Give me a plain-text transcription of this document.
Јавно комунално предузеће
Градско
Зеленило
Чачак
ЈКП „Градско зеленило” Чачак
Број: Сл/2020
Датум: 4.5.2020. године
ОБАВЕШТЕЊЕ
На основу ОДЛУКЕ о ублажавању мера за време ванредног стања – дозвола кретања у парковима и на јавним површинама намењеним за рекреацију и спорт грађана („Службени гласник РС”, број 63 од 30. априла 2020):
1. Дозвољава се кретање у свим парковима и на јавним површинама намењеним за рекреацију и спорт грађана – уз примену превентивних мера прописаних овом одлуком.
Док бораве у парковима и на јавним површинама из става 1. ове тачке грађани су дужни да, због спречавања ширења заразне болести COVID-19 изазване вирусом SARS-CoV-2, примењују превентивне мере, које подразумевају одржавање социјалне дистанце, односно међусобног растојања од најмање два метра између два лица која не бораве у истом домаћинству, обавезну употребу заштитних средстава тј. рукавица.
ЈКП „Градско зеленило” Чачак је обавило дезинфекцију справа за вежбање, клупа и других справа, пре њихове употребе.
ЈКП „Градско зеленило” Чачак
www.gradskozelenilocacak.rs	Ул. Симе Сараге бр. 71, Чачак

-=-=-

Exercise instructions
Output the listing above word for word.

Written answer
Give me a plain-text transcription of this document.
Јавно комунално предузеће
Градско
Зеленило
Чачак
ЈКП „Градско зеленило” Чачак
Број: Сл/2020
Датум: 4.5.2020. године
ОБАВЕШТЕЊЕ
На основу ОДЛУКЕ о ублажавању мера за време ванредног стања – дозвола кретања у парковима и на јавним површинама намењеним за рекреацију и спорт грађана („Службени гласник РС”, број 63 од 30. априла 2020):
1. Дозвољава се кретање у свим парковима и на јавним површинама намењеним за рекреацију и спорт грађана – уз примену превентивних мера прописаних овом одлуком.
Док бораве у парковима и на јавним површинама из става 1. ове тачке грађани су дужни да, због спречавања ширења заразне болести COVID-19 изазване вирусом SARS-CoV-2, примењују превентивне мере, које подразумевају одржавање социјалне дистанце, односно међусобног растојања од најмање два метра између два лица која не бораве у истом домаћинству, обавезну употребу заштитних средстава тј. рукавица.
ЈКП „Градско зеленило” Чачак је обавило дезинфекцију справа за вежбање, клупа и других справа, пре њихове употребе.
ЈКП „Градско зеленило” Чачак
www.gradskozelenilocacak.rs	Ул. Симе Сараге бр. 71, Чачак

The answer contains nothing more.